* start ENTRIES PROVIDED *
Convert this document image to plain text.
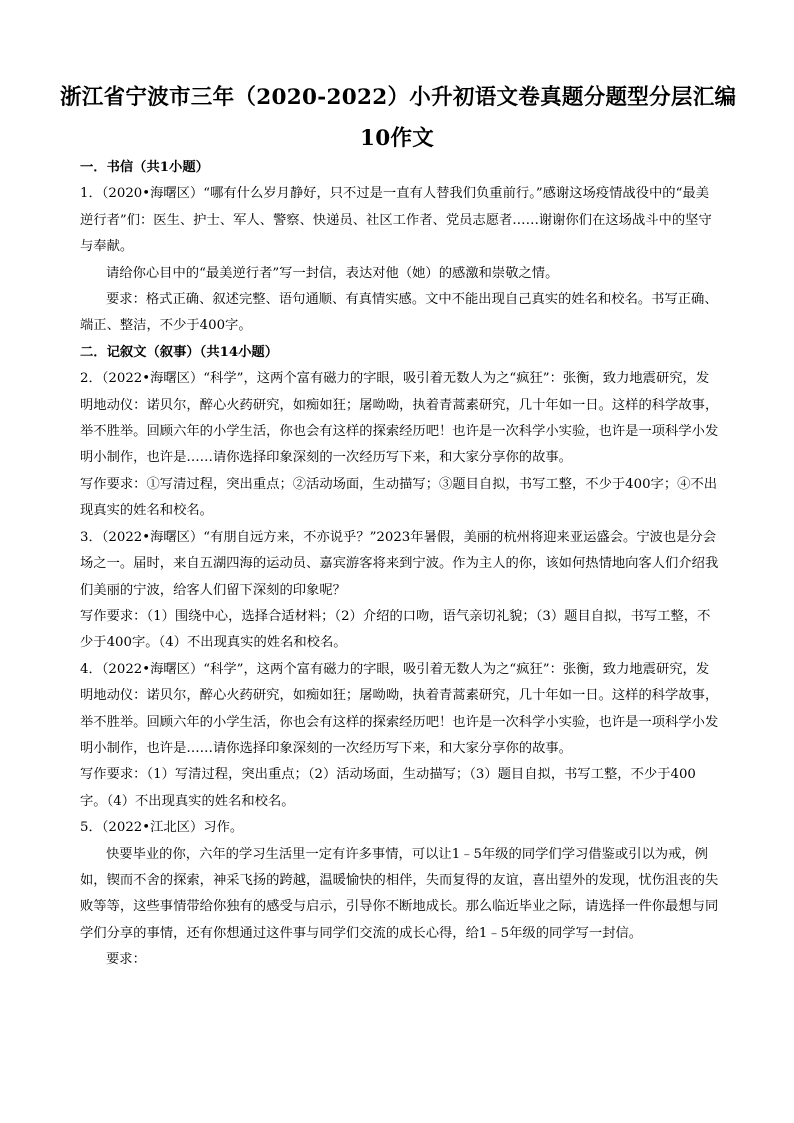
浙江省宁波市三年（2020-2022）小升初语文卷真题分题型分层汇编
10作文

一．书信（共1小题）

1．（2020•海曙区）“哪有什么岁月静好，只不过是一直有人替我们负重前行。”感谢这场疫情战役中的“最美逆行者”们：医生、护士、军人、警察、快递员、社区工作者、党员志愿者……谢谢你们在这场战斗中的坚守与奉献。

请给你心目中的“最美逆行者”写一封信，表达对他（她）的感激和崇敬之情。

要求：格式正确、叙述完整、语句通顺、有真情实感。文中不能出现自己真实的姓名和校名。书写正确、端正、整洁，不少于400字。

二．记叙文（叙事）（共14小题）

2．（2022•海曙区）“科学”，这两个富有磁力的字眼，吸引着无数人为之“疯狂”：张衡，致力地震研究，发明地动仪：诺贝尔，醉心火药研究，如痴如狂；屠呦呦，执着青蒿素研究，几十年如一日。这样的科学故事，举不胜举。回顾六年的小学生活，你也会有这样的探索经历吧！也许是一次科学小实验，也许是一项科学小发明小制作，也许是……请你选择印象深刻的一次经历写下来，和大家分享你的故事。

写作要求：①写清过程，突出重点；②活动场面，生动描写；③题目自拟，书写工整，不少于400字；④不出现真实的姓名和校名。

3．（2022•海曙区）“有朋自远方来，不亦说乎？”2023年暑假，美丽的杭州将迎来亚运盛会。宁波也是分会场之一。届时，来自五湖四海的运动员、嘉宾游客将来到宁波。作为主人的你，该如何热情地向客人们介绍我们美丽的宁波，给客人们留下深刻的印象呢？

写作要求：（1）围绕中心，选择合适材料；（2）介绍的口吻，语气亲切礼貌；（3）题目自拟，书写工整，不少于400字。（4）不出现真实的姓名和校名。

4．（2022•海曙区）“科学”，这两个富有磁力的字眼，吸引着无数人为之“疯狂”：张衡，致力地震研究，发明地动仪：诺贝尔，醉心火药研究，如痴如狂；屠呦呦，执着青蒿素研究，几十年如一日。这样的科学故事，举不胜举。回顾六年的小学生活，你也会有这样的探索经历吧！也许是一次科学小实验，也许是一项科学小发明小制作，也许是……请你选择印象深刻的一次经历写下来，和大家分享你的故事。

写作要求：（1）写清过程，突出重点；（2）活动场面，生动描写；（3）题目自拟，书写工整，不少于400字。（4）不出现真实的姓名和校名。

5．（2022•江北区）习作。

快要毕业的你，六年的学习生活里一定有许多事情，可以让1﹣5年级的同学们学习借鉴或引以为戒，例如，锲而不舍的探索，神采飞扬的跨越，温暖愉快的相伴，失而复得的友谊，喜出望外的发现，忧伤沮丧的失败等等，这些事情带给你独有的感受与启示，引导你不断地成长。那么临近毕业之际，请选择一件你最想与同学们分享的事情，还有你想通过这件事与同学们交流的成长心得，给1﹣5年级的同学写一封信。

要求：
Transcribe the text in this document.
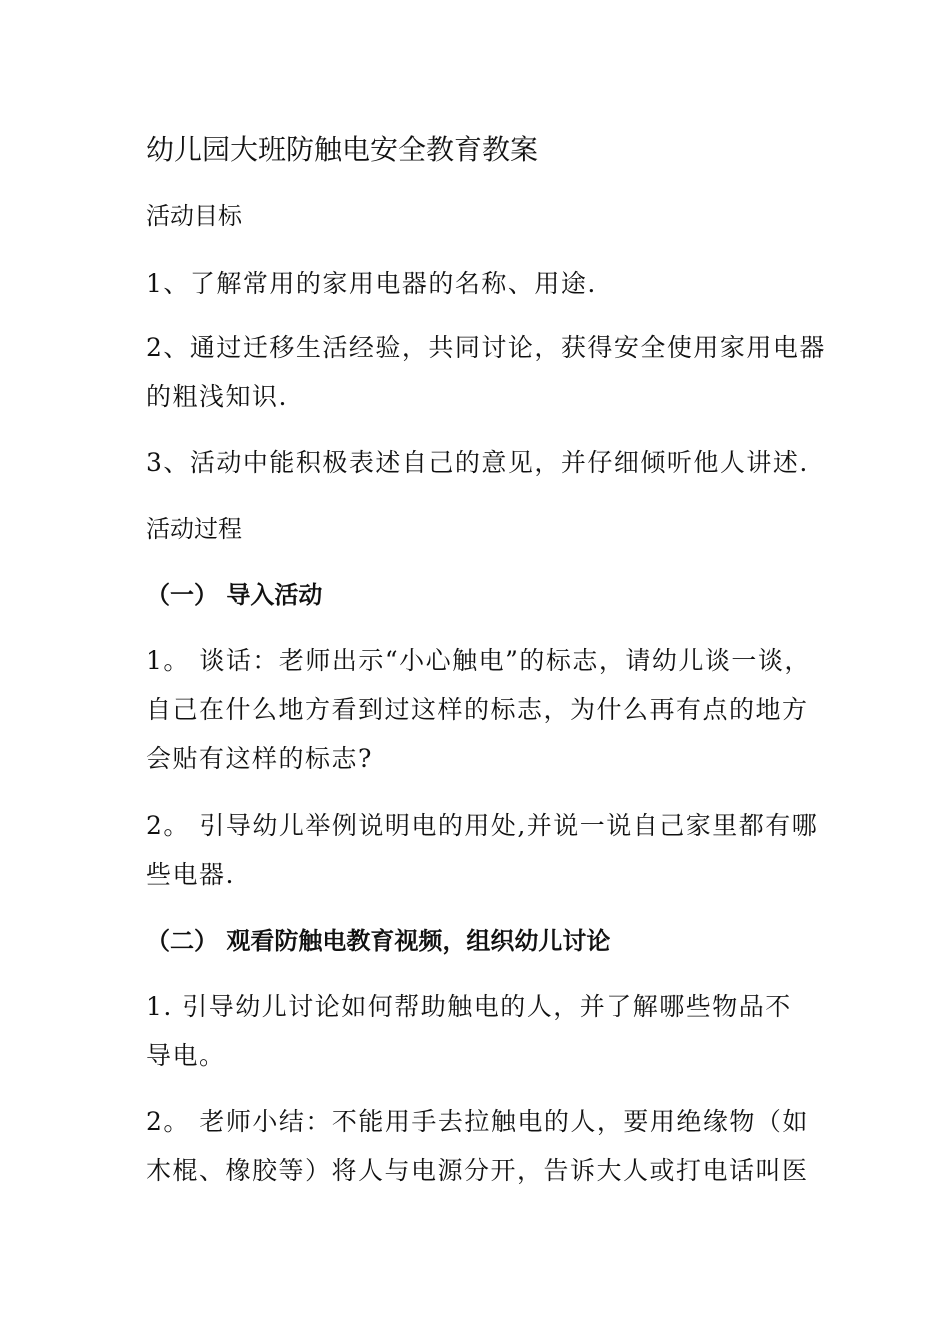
幼儿园大班防触电安全教育教案
活动目标
1、了解常用的家用电器的名称、用途.
2、通过迁移生活经验，共同讨论，获得安全使用家用电器
的粗浅知识.
3、活动中能积极表述自己的意见，并仔细倾听他人讲述.
活动过程
（一） 导入活动
1。 谈话：老师出示“小心触电”的标志，请幼儿谈一谈，
自己在什么地方看到过这样的标志，为什么再有点的地方
会贴有这样的标志?
2。 引导幼儿举例说明电的用处,并说一说自己家里都有哪
些电器.
（二） 观看防触电教育视频，组织幼儿讨论
1. 引导幼儿讨论如何帮助触电的人，并了解哪些物品不
导电。
2。 老师小结：不能用手去拉触电的人，要用绝缘物（如
木棍、橡胶等）将人与电源分开，告诉大人或打电话叫医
* end ENTRIES PROVIDED *
**WHAT TO WORK ON:** Repeat all the data as it stands, dropping any images it holds.

**ANSWER TO THE TASK:**
Convert this document image to plain text.
浙江省宁波市三年（2020-2022）小升初语文卷真题分题型分层汇编
10作文

一．书信（共1小题）

1．（2020•海曙区）“哪有什么岁月静好，只不过是一直有人替我们负重前行。”感谢这场疫情战役中的“最美逆行者”们：医生、护士、军人、警察、快递员、社区工作者、党员志愿者……谢谢你们在这场战斗中的坚守与奉献。

请给你心目中的“最美逆行者”写一封信，表达对他（她）的感激和崇敬之情。

要求：格式正确、叙述完整、语句通顺、有真情实感。文中不能出现自己真实的姓名和校名。书写正确、端正、整洁，不少于400字。

二．记叙文（叙事）（共14小题）

2．（2022•海曙区）“科学”，这两个富有磁力的字眼，吸引着无数人为之“疯狂”：张衡，致力地震研究，发明地动仪：诺贝尔，醉心火药研究，如痴如狂；屠呦呦，执着青蒿素研究，几十年如一日。这样的科学故事，举不胜举。回顾六年的小学生活，你也会有这样的探索经历吧！也许是一次科学小实验，也许是一项科学小发明小制作，也许是……请你选择印象深刻的一次经历写下来，和大家分享你的故事。

写作要求：①写清过程，突出重点；②活动场面，生动描写；③题目自拟，书写工整，不少于400字；④不出现真实的姓名和校名。

3．（2022•海曙区）“有朋自远方来，不亦说乎？”2023年暑假，美丽的杭州将迎来亚运盛会。宁波也是分会场之一。届时，来自五湖四海的运动员、嘉宾游客将来到宁波。作为主人的你，该如何热情地向客人们介绍我们美丽的宁波，给客人们留下深刻的印象呢？

写作要求：（1）围绕中心，选择合适材料；（2）介绍的口吻，语气亲切礼貌；（3）题目自拟，书写工整，不少于400字。（4）不出现真实的姓名和校名。

4．（2022•海曙区）“科学”，这两个富有磁力的字眼，吸引着无数人为之“疯狂”：张衡，致力地震研究，发明地动仪：诺贝尔，醉心火药研究，如痴如狂；屠呦呦，执着青蒿素研究，几十年如一日。这样的科学故事，举不胜举。回顾六年的小学生活，你也会有这样的探索经历吧！也许是一次科学小实验，也许是一项科学小发明小制作，也许是……请你选择印象深刻的一次经历写下来，和大家分享你的故事。

写作要求：（1）写清过程，突出重点；（2）活动场面，生动描写；（3）题目自拟，书写工整，不少于400字。（4）不出现真实的姓名和校名。

5．（2022•江北区）习作。

快要毕业的你，六年的学习生活里一定有许多事情，可以让1﹣5年级的同学们学习借鉴或引以为戒，例如，锲而不舍的探索，神采飞扬的跨越，温暖愉快的相伴，失而复得的友谊，喜出望外的发现，忧伤沮丧的失败等等，这些事情带给你独有的感受与启示，引导你不断地成长。那么临近毕业之际，请选择一件你最想与同学们分享的事情，还有你想通过这件事与同学们交流的成长心得，给1﹣5年级的同学写一封信。

要求：
Transcribe the text in this document.
幼儿园大班防触电安全教育教案
活动目标
1、了解常用的家用电器的名称、用途.
2、通过迁移生活经验，共同讨论，获得安全使用家用电器
的粗浅知识.
3、活动中能积极表述自己的意见，并仔细倾听他人讲述.
活动过程
（一） 导入活动
1。 谈话：老师出示“小心触电”的标志，请幼儿谈一谈，
自己在什么地方看到过这样的标志，为什么再有点的地方
会贴有这样的标志?
2。 引导幼儿举例说明电的用处,并说一说自己家里都有哪
些电器.
（二） 观看防触电教育视频，组织幼儿讨论
1. 引导幼儿讨论如何帮助触电的人，并了解哪些物品不
导电。
2。 老师小结：不能用手去拉触电的人，要用绝缘物（如
木棍、橡胶等）将人与电源分开，告诉大人或打电话叫医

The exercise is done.